## BEGIN ROWS
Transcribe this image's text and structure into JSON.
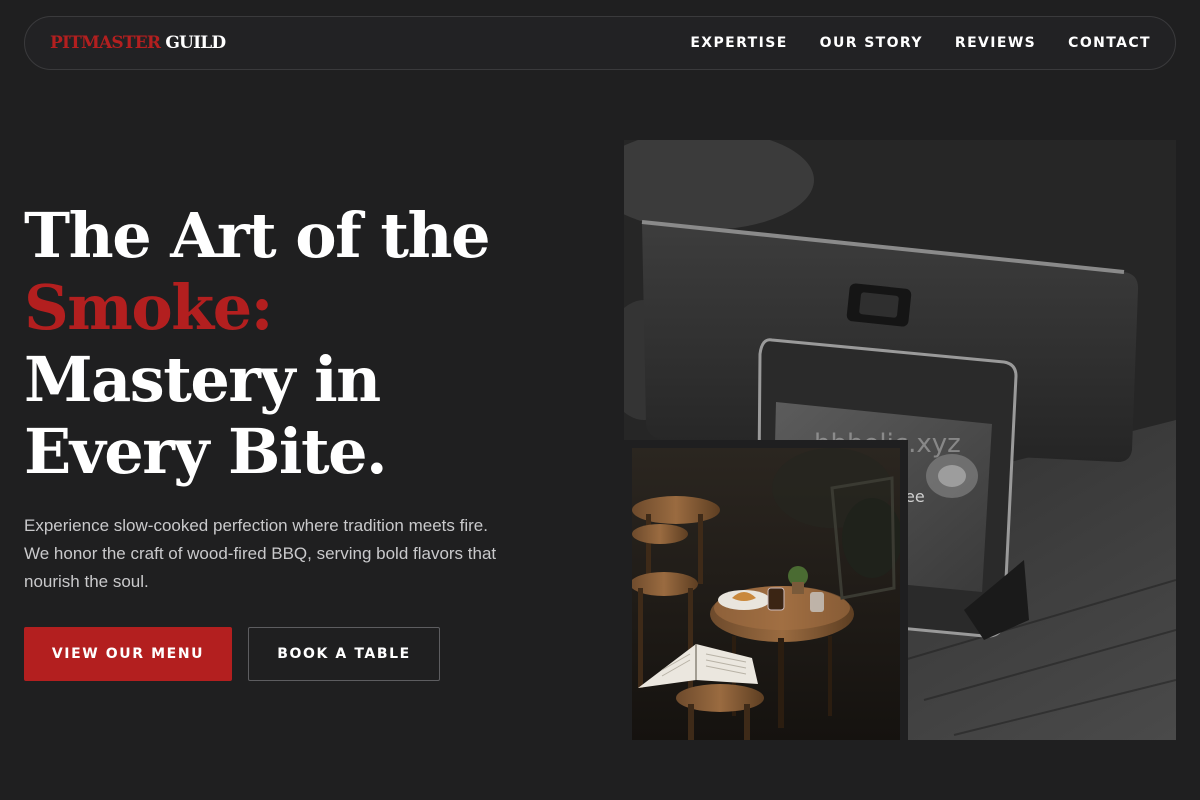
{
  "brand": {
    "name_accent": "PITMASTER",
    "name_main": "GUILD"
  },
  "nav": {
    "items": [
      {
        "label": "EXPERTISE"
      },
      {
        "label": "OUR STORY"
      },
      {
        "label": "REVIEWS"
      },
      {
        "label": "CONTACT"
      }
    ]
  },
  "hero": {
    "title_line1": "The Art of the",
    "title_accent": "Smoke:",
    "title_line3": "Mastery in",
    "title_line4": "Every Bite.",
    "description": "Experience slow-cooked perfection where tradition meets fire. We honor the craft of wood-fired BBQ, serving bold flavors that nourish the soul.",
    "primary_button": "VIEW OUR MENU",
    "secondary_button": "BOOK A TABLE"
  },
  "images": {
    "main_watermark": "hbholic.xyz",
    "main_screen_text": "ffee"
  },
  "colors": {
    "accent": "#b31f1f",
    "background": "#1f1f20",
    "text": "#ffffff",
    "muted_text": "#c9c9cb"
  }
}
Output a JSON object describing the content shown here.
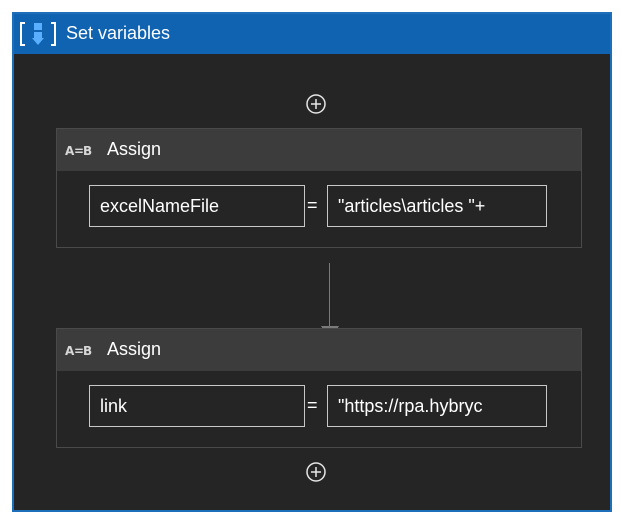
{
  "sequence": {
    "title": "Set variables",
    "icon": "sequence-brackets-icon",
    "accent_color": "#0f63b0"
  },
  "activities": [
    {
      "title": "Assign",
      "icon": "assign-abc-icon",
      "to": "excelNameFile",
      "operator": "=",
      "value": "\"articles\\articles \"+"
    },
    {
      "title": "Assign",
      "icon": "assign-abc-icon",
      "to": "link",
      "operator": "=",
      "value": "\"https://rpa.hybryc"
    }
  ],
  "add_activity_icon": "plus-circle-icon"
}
## END ROWS
- **AIM OF THE TASK**:
Do not include the images; transcribe the rest of the listing exactly.

- **WRITTEN ANSWER**:
Transcribe this image's text and structure into JSON.
{
  "brand": {
    "name_accent": "PITMASTER",
    "name_main": "GUILD"
  },
  "nav": {
    "items": [
      {
        "label": "EXPERTISE"
      },
      {
        "label": "OUR STORY"
      },
      {
        "label": "REVIEWS"
      },
      {
        "label": "CONTACT"
      }
    ]
  },
  "hero": {
    "title_line1": "The Art of the",
    "title_accent": "Smoke:",
    "title_line3": "Mastery in",
    "title_line4": "Every Bite.",
    "description": "Experience slow-cooked perfection where tradition meets fire. We honor the craft of wood-fired BBQ, serving bold flavors that nourish the soul.",
    "primary_button": "VIEW OUR MENU",
    "secondary_button": "BOOK A TABLE"
  },
  "images": {
    "main_watermark": "hbholic.xyz",
    "main_screen_text": "ffee"
  },
  "colors": {
    "accent": "#b31f1f",
    "background": "#1f1f20",
    "text": "#ffffff",
    "muted_text": "#c9c9cb"
  }
}
Output a JSON object describing the content shown here.
{
  "sequence": {
    "title": "Set variables",
    "icon": "sequence-brackets-icon",
    "accent_color": "#0f63b0"
  },
  "activities": [
    {
      "title": "Assign",
      "icon": "assign-abc-icon",
      "to": "excelNameFile",
      "operator": "=",
      "value": "\"articles\\articles \"+"
    },
    {
      "title": "Assign",
      "icon": "assign-abc-icon",
      "to": "link",
      "operator": "=",
      "value": "\"https://rpa.hybryc"
    }
  ],
  "add_activity_icon": "plus-circle-icon"
}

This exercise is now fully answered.